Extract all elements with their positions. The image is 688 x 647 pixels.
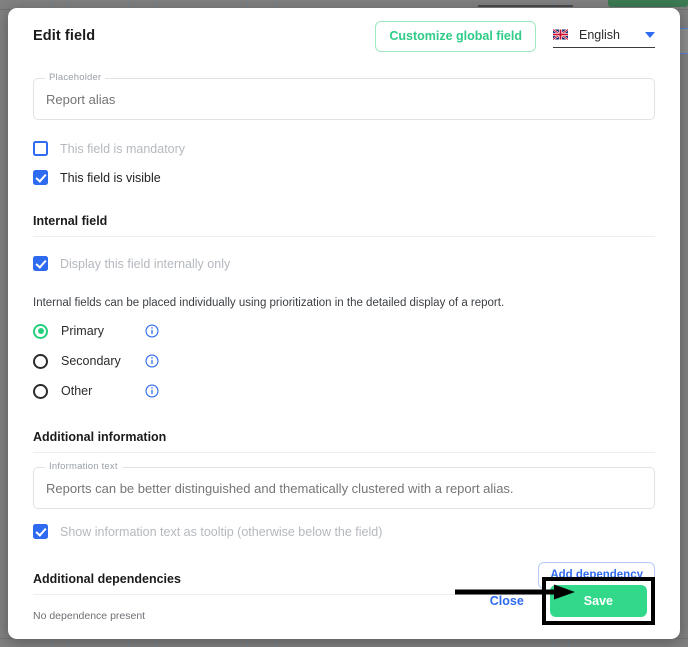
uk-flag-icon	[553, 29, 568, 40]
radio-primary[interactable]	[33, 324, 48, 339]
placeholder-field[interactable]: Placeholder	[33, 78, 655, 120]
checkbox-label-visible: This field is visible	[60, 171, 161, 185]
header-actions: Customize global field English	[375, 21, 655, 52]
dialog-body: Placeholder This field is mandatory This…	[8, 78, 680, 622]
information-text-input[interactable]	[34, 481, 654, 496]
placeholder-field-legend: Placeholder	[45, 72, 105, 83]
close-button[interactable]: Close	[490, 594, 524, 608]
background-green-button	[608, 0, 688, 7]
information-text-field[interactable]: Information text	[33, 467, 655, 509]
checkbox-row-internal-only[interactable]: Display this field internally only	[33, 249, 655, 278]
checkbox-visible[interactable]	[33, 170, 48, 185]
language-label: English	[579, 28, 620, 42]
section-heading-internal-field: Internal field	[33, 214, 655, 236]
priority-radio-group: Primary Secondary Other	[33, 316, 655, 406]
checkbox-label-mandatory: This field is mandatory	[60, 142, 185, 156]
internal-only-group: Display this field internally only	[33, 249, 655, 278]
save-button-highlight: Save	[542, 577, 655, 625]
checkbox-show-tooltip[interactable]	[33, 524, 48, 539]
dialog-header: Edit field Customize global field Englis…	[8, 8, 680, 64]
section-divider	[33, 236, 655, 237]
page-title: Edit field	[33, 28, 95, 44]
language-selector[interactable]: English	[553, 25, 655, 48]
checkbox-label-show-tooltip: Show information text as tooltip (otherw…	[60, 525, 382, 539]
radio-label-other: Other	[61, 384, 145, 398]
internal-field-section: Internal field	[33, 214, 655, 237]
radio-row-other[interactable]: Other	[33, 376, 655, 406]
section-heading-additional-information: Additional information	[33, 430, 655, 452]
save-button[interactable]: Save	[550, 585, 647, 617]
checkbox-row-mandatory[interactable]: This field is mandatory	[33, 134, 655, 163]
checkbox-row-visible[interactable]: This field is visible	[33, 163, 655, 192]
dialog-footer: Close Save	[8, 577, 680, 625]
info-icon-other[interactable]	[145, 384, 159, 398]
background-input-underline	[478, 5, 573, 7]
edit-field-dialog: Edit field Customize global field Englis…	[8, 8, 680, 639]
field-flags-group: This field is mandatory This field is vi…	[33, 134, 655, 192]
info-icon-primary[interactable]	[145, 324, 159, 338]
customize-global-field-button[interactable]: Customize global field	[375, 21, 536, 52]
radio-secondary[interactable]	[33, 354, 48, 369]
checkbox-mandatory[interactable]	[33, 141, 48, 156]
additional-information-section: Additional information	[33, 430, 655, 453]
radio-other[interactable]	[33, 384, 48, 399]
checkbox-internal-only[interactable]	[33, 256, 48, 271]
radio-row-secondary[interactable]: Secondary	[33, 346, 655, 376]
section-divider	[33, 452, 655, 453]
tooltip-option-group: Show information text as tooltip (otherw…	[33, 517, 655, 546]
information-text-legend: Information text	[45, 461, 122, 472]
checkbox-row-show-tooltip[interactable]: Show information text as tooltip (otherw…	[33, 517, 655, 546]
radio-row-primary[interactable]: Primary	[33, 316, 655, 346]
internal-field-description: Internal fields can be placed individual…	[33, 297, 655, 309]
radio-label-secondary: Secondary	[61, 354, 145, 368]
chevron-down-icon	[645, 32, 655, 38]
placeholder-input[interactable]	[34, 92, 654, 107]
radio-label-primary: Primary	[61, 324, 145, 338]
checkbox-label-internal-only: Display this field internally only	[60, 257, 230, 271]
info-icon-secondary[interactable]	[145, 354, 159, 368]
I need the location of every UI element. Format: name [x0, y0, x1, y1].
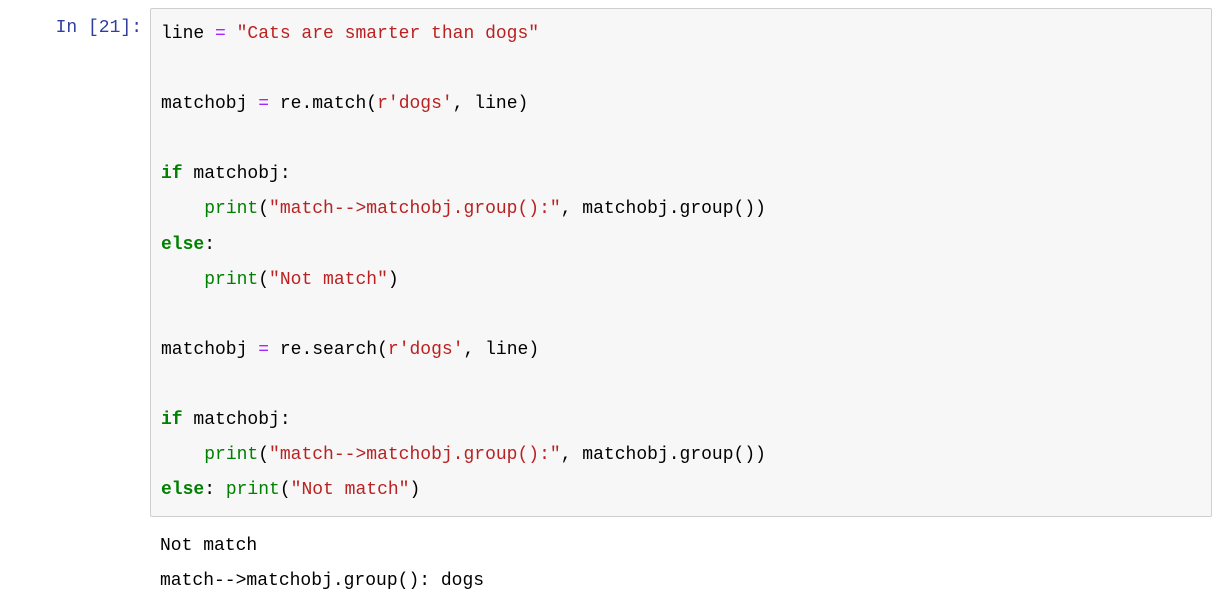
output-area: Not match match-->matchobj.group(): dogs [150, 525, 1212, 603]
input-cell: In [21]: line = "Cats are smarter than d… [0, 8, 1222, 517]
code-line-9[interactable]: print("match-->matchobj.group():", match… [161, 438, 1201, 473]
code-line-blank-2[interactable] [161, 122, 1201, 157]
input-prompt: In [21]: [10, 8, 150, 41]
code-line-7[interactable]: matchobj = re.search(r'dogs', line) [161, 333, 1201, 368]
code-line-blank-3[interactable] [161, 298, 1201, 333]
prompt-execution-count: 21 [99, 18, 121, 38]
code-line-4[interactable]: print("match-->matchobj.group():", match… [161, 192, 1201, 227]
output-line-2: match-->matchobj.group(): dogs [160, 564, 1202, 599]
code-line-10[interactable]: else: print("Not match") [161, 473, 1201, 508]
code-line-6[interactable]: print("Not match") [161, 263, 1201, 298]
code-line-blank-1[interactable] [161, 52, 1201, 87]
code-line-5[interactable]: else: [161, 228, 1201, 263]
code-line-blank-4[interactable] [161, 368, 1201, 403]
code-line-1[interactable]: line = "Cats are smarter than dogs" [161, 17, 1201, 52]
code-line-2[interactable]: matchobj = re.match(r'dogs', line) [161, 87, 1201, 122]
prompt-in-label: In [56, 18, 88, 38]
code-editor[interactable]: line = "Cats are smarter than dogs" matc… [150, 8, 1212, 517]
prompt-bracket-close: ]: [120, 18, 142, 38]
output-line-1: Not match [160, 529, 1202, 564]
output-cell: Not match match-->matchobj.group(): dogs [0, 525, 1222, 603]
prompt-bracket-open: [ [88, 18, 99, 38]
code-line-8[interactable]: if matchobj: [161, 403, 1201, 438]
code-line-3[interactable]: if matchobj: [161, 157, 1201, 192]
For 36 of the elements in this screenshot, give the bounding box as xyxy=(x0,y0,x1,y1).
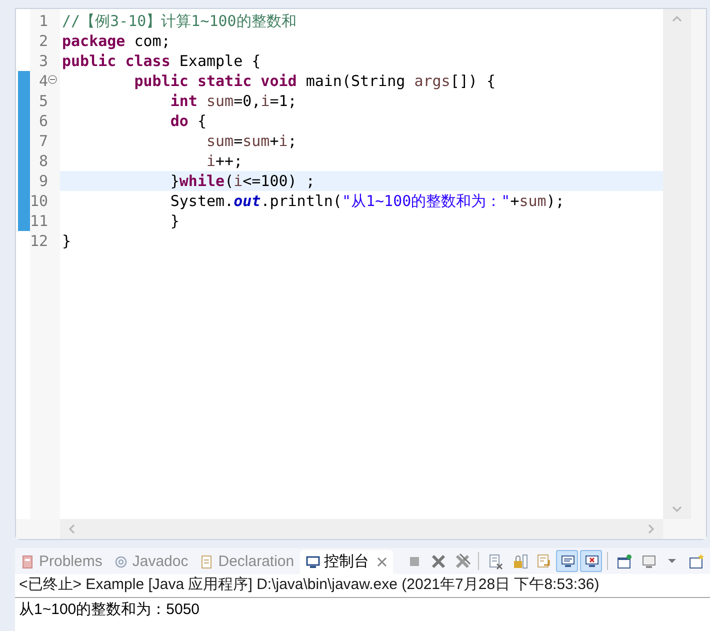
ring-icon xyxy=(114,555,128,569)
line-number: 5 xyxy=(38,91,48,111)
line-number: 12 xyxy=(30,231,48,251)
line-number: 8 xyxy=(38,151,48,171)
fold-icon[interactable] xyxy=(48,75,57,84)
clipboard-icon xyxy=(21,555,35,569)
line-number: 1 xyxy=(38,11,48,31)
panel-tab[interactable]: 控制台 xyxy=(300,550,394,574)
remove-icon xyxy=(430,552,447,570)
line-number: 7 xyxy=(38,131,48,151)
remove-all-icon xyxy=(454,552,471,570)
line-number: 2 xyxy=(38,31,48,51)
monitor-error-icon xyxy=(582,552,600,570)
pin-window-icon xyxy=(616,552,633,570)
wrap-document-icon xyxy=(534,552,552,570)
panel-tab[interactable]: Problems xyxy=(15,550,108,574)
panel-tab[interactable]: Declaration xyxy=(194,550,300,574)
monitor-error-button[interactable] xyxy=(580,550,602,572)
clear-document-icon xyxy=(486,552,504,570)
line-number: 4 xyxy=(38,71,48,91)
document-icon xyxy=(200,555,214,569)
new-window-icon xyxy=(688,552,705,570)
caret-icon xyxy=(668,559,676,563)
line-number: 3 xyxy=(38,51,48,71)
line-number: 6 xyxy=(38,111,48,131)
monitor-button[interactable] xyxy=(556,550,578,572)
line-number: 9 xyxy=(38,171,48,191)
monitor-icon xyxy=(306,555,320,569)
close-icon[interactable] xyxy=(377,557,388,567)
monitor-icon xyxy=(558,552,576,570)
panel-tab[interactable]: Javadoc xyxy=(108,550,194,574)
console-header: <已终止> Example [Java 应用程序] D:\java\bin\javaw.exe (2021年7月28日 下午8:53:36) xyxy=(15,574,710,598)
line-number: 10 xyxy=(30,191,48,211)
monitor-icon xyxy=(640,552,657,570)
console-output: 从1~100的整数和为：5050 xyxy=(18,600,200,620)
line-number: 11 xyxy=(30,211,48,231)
┄┄┄┄┄┄┄┄┄┄
Written request: Change every "monitor-icon" in the lines above to "display-icon" and give all the lines again, keeping everything else the same. Leave out the pictures.

Full solution:
Extract all elements with their positions. The image is 688 x 647 pixels.
uk-flag-icon	[553, 29, 568, 40]
radio-primary[interactable]	[33, 324, 48, 339]
placeholder-field[interactable]: Placeholder	[33, 78, 655, 120]
checkbox-label-visible: This field is visible	[60, 171, 161, 185]
header-actions: Customize global field English	[375, 21, 655, 52]
dialog-body: Placeholder This field is mandatory This…	[8, 78, 680, 622]
information-text-input[interactable]	[34, 481, 654, 496]
placeholder-field-legend: Placeholder	[45, 72, 105, 83]
close-button[interactable]: Close	[490, 594, 524, 608]
background-green-button	[608, 0, 688, 7]
information-text-field[interactable]: Information text	[33, 467, 655, 509]
checkbox-row-internal-only[interactable]: Display this field internally only	[33, 249, 655, 278]
checkbox-visible[interactable]	[33, 170, 48, 185]
language-label: English	[579, 28, 620, 42]
section-heading-internal-field: Internal field	[33, 214, 655, 236]
priority-radio-group: Primary Secondary Other	[33, 316, 655, 406]
checkbox-label-mandatory: This field is mandatory	[60, 142, 185, 156]
internal-only-group: Display this field internally only	[33, 249, 655, 278]
save-button-highlight: Save	[542, 577, 655, 625]
checkbox-show-tooltip[interactable]	[33, 524, 48, 539]
dialog-header: Edit field Customize global field Englis…	[8, 8, 680, 64]
section-divider	[33, 236, 655, 237]
page-title: Edit field	[33, 28, 95, 44]
language-selector[interactable]: English	[553, 25, 655, 48]
checkbox-label-show-tooltip: Show information text as tooltip (otherw…	[60, 525, 382, 539]
radio-label-other: Other	[61, 384, 145, 398]
internal-field-section: Internal field	[33, 214, 655, 237]
radio-row-other[interactable]: Other	[33, 376, 655, 406]
section-heading-additional-information: Additional information	[33, 430, 655, 452]
save-button[interactable]: Save	[550, 585, 647, 617]
checkbox-row-mandatory[interactable]: This field is mandatory	[33, 134, 655, 163]
checkbox-row-visible[interactable]: This field is visible	[33, 163, 655, 192]
dialog-footer: Close Save	[8, 577, 680, 625]
info-icon-other[interactable]	[145, 384, 159, 398]
background-input-underline	[478, 5, 573, 7]
edit-field-dialog: Edit field Customize global field Englis…	[8, 8, 680, 639]
field-flags-group: This field is mandatory This field is vi…	[33, 134, 655, 192]
info-icon-primary[interactable]	[145, 324, 159, 338]
customize-global-field-button[interactable]: Customize global field	[375, 21, 536, 52]
radio-secondary[interactable]	[33, 354, 48, 369]
checkbox-mandatory[interactable]	[33, 141, 48, 156]
additional-information-section: Additional information	[33, 430, 655, 453]
radio-other[interactable]	[33, 384, 48, 399]
checkbox-internal-only[interactable]	[33, 256, 48, 271]
radio-row-secondary[interactable]: Secondary	[33, 346, 655, 376]
section-divider	[33, 452, 655, 453]
tooltip-option-group: Show information text as tooltip (otherw…	[33, 517, 655, 546]
information-text-legend: Information text	[45, 461, 122, 472]
checkbox-row-show-tooltip[interactable]: Show information text as tooltip (otherw…	[33, 517, 655, 546]
radio-row-primary[interactable]: Primary	[33, 316, 655, 346]
internal-field-description: Internal fields can be placed individual…	[33, 297, 655, 309]
radio-label-secondary: Secondary	[61, 354, 145, 368]
chevron-down-icon	[645, 32, 655, 38]
placeholder-input[interactable]	[34, 92, 654, 107]
radio-label-primary: Primary	[61, 324, 145, 338]
checkbox-label-internal-only: Display this field internally only	[60, 257, 230, 271]
info-icon-secondary[interactable]	[145, 354, 159, 368]
I need the location of every UI element. Format: name [x0, y0, x1, y1].
output-area: Not match match-->matchobj.group(): dogs [150, 525, 1212, 603]
input-cell: In [21]: line = "Cats are smarter than d… [0, 8, 1222, 517]
code-line-9[interactable]: print("match-->matchobj.group():", match… [161, 438, 1201, 473]
code-line-blank-2[interactable] [161, 122, 1201, 157]
input-prompt: In [21]: [10, 8, 150, 41]
code-line-7[interactable]: matchobj = re.search(r'dogs', line) [161, 333, 1201, 368]
code-line-blank-3[interactable] [161, 298, 1201, 333]
prompt-execution-count: 21 [99, 18, 121, 38]
code-line-4[interactable]: print("match-->matchobj.group():", match… [161, 192, 1201, 227]
output-line-2: match-->matchobj.group(): dogs [160, 564, 1202, 599]
code-line-10[interactable]: else: print("Not match") [161, 473, 1201, 508]
code-line-6[interactable]: print("Not match") [161, 263, 1201, 298]
code-line-blank-1[interactable] [161, 52, 1201, 87]
code-line-5[interactable]: else: [161, 228, 1201, 263]
code-line-blank-4[interactable] [161, 368, 1201, 403]
code-line-1[interactable]: line = "Cats are smarter than dogs" [161, 17, 1201, 52]
code-line-2[interactable]: matchobj = re.match(r'dogs', line) [161, 87, 1201, 122]
prompt-in-label: In [56, 18, 88, 38]
code-editor[interactable]: line = "Cats are smarter than dogs" matc… [150, 8, 1212, 517]
prompt-bracket-close: ]: [120, 18, 142, 38]
output-line-1: Not match [160, 529, 1202, 564]
output-cell: Not match match-->matchobj.group(): dogs [0, 525, 1222, 603]
prompt-bracket-open: [ [88, 18, 99, 38]
code-line-8[interactable]: if matchobj: [161, 403, 1201, 438]
code-line-3[interactable]: if matchobj: [161, 157, 1201, 192]
For 36 of the elements in this screenshot, give the bounding box as xyxy=(x0,y0,x1,y1).
ring-icon xyxy=(114,555,128,569)
line-number: 5 xyxy=(38,91,48,111)
line-number: 12 xyxy=(30,231,48,251)
line-number: 8 xyxy=(38,151,48,171)
fold-icon[interactable] xyxy=(48,75,57,84)
clipboard-icon xyxy=(21,555,35,569)
line-number: 1 xyxy=(38,11,48,31)
panel-tab[interactable]: 控制台 xyxy=(300,550,394,574)
remove-icon xyxy=(430,552,447,570)
line-number: 7 xyxy=(38,131,48,151)
remove-all-icon xyxy=(454,552,471,570)
line-number: 2 xyxy=(38,31,48,51)
monitor-error-icon xyxy=(582,552,600,570)
pin-window-icon xyxy=(616,552,633,570)
wrap-document-icon xyxy=(534,552,552,570)
panel-tab[interactable]: Problems xyxy=(15,550,108,574)
panel-tab[interactable]: Declaration xyxy=(194,550,300,574)
monitor-error-button[interactable] xyxy=(580,550,602,572)
clear-document-icon xyxy=(486,552,504,570)
line-number: 4 xyxy=(38,71,48,91)
document-icon xyxy=(200,555,214,569)
new-window-icon xyxy=(688,552,705,570)
caret-icon xyxy=(668,559,676,563)
line-number: 3 xyxy=(38,51,48,71)
line-number: 6 xyxy=(38,111,48,131)
monitor-button[interactable] xyxy=(556,550,578,572)
line-number: 9 xyxy=(38,171,48,191)
display-icon xyxy=(306,555,320,569)
close-icon[interactable] xyxy=(377,557,388,567)
display-icon xyxy=(558,552,576,570)
panel-tab[interactable]: Javadoc xyxy=(108,550,194,574)
console-header: <已终止> Example [Java 应用程序] D:\java\bin\javaw.exe (2021年7月28日 下午8:53:36) xyxy=(15,574,710,598)
line-number: 10 xyxy=(30,191,48,211)
display-icon xyxy=(640,552,657,570)
console-output: 从1~100的整数和为：5050 xyxy=(18,600,200,620)
line-number: 11 xyxy=(30,211,48,231)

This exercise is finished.